▶ [REQUIREMENTS]: Repeat, exactly and completely, the material that follows. Omit the pictures.

%%

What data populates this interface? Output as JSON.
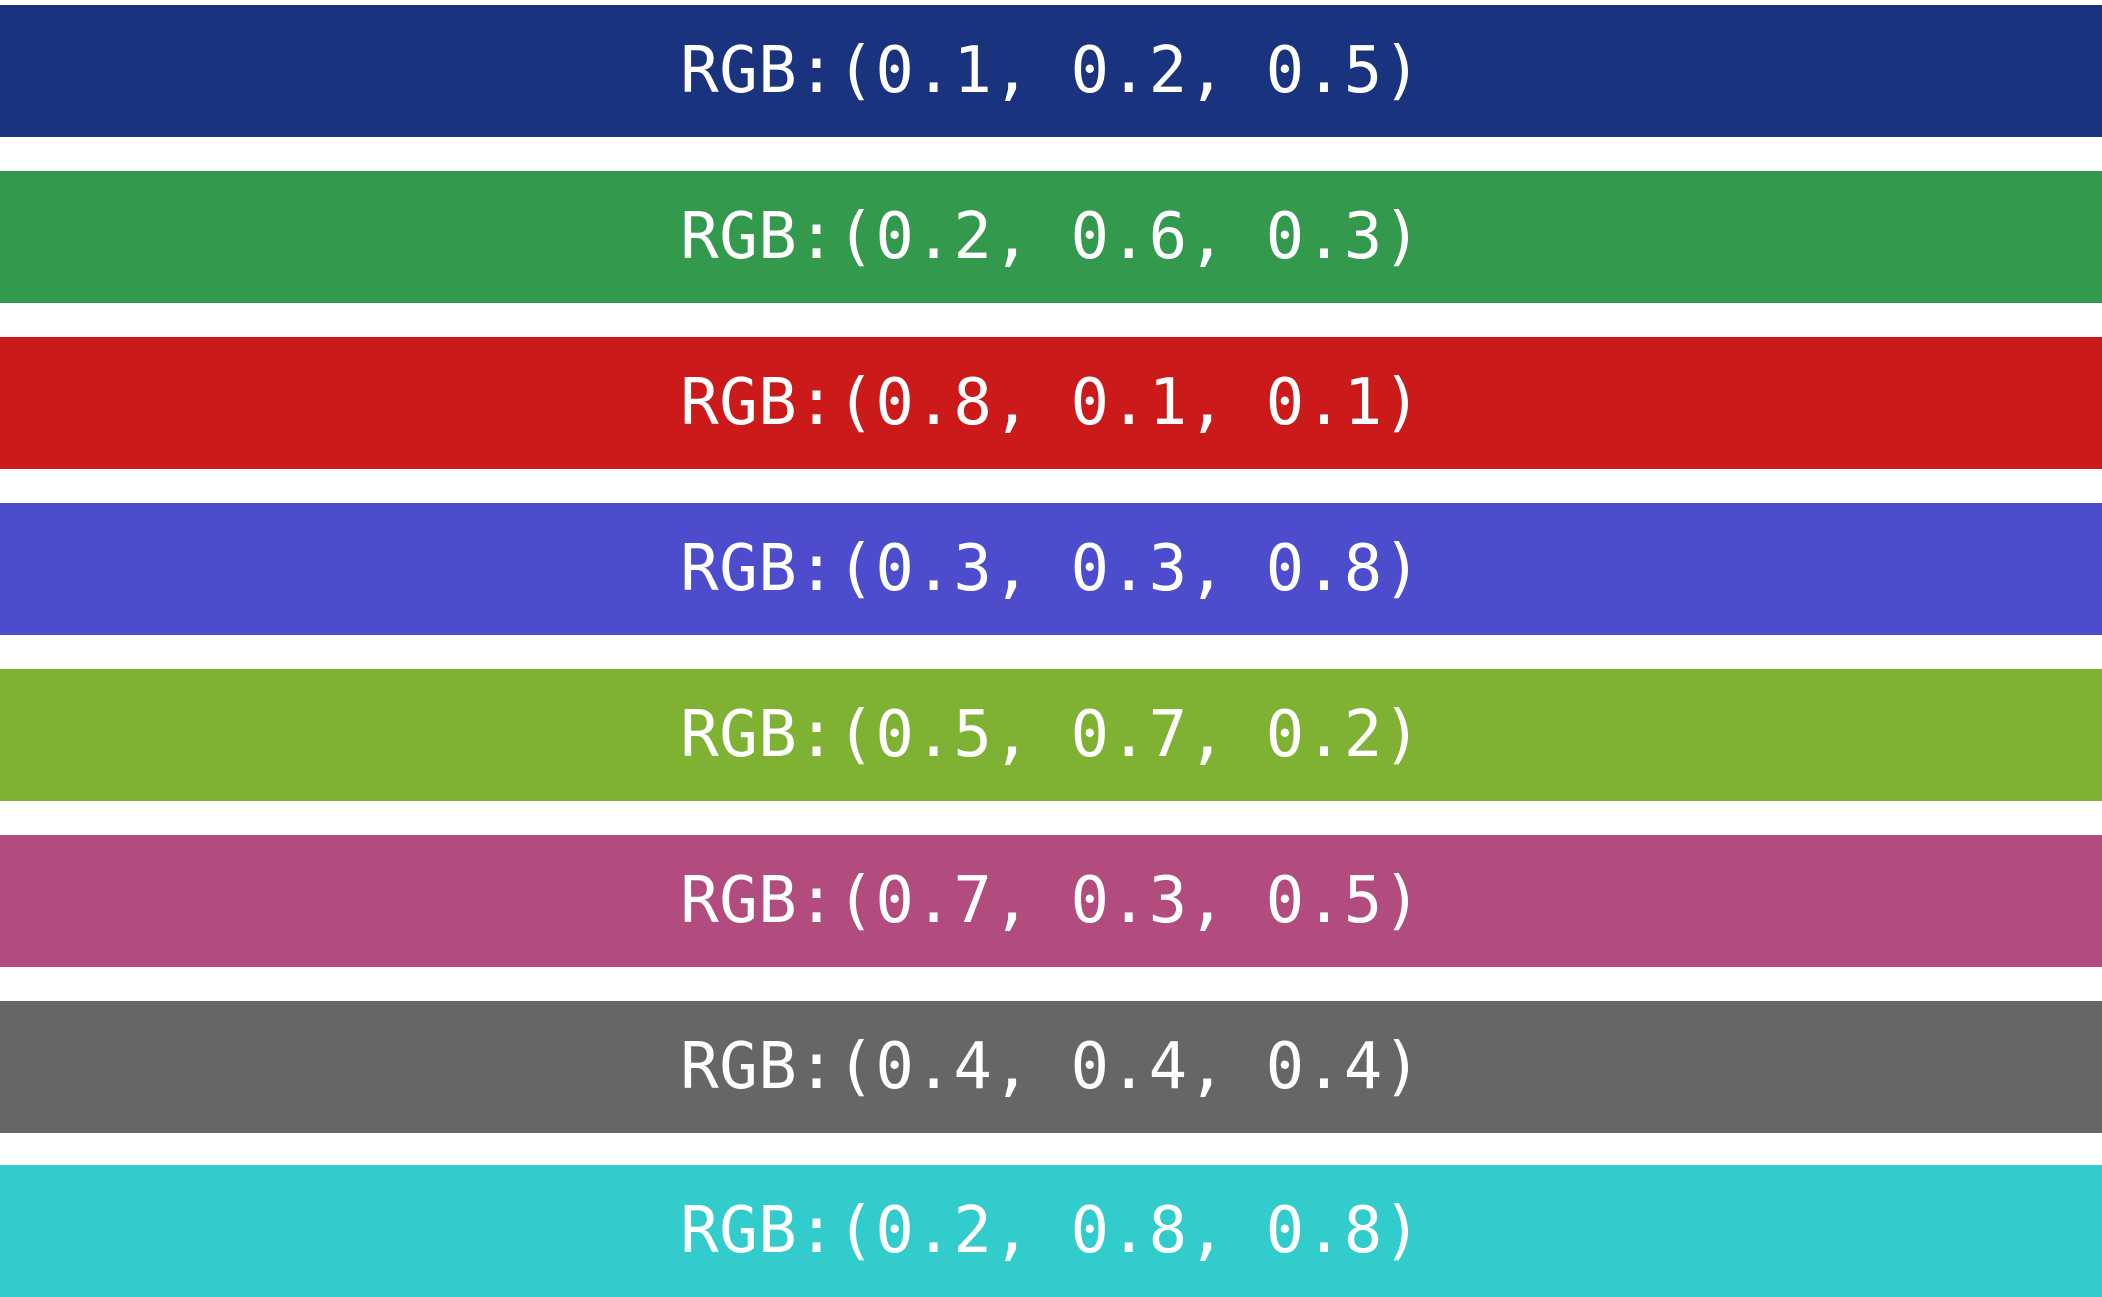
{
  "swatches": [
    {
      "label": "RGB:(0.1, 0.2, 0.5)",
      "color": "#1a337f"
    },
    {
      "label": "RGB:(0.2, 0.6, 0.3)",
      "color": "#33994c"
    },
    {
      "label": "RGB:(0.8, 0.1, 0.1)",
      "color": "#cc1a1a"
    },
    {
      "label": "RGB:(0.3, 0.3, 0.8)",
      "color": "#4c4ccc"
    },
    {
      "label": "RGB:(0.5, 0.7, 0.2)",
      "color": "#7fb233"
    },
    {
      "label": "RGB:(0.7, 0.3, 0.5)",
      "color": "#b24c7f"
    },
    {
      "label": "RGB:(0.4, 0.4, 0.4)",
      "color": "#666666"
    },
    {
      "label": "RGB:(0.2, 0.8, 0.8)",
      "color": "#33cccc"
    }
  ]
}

%%

▶ [SOLUTION]:
What data populates this interface? Output as JSON.
{
  "swatches": [
    {
      "label": "RGB:(0.1, 0.2, 0.5)",
      "color": "#1a337f"
    },
    {
      "label": "RGB:(0.2, 0.6, 0.3)",
      "color": "#33994c"
    },
    {
      "label": "RGB:(0.8, 0.1, 0.1)",
      "color": "#cc1a1a"
    },
    {
      "label": "RGB:(0.3, 0.3, 0.8)",
      "color": "#4c4ccc"
    },
    {
      "label": "RGB:(0.5, 0.7, 0.2)",
      "color": "#7fb233"
    },
    {
      "label": "RGB:(0.7, 0.3, 0.5)",
      "color": "#b24c7f"
    },
    {
      "label": "RGB:(0.4, 0.4, 0.4)",
      "color": "#666666"
    },
    {
      "label": "RGB:(0.2, 0.8, 0.8)",
      "color": "#33cccc"
    }
  ]
}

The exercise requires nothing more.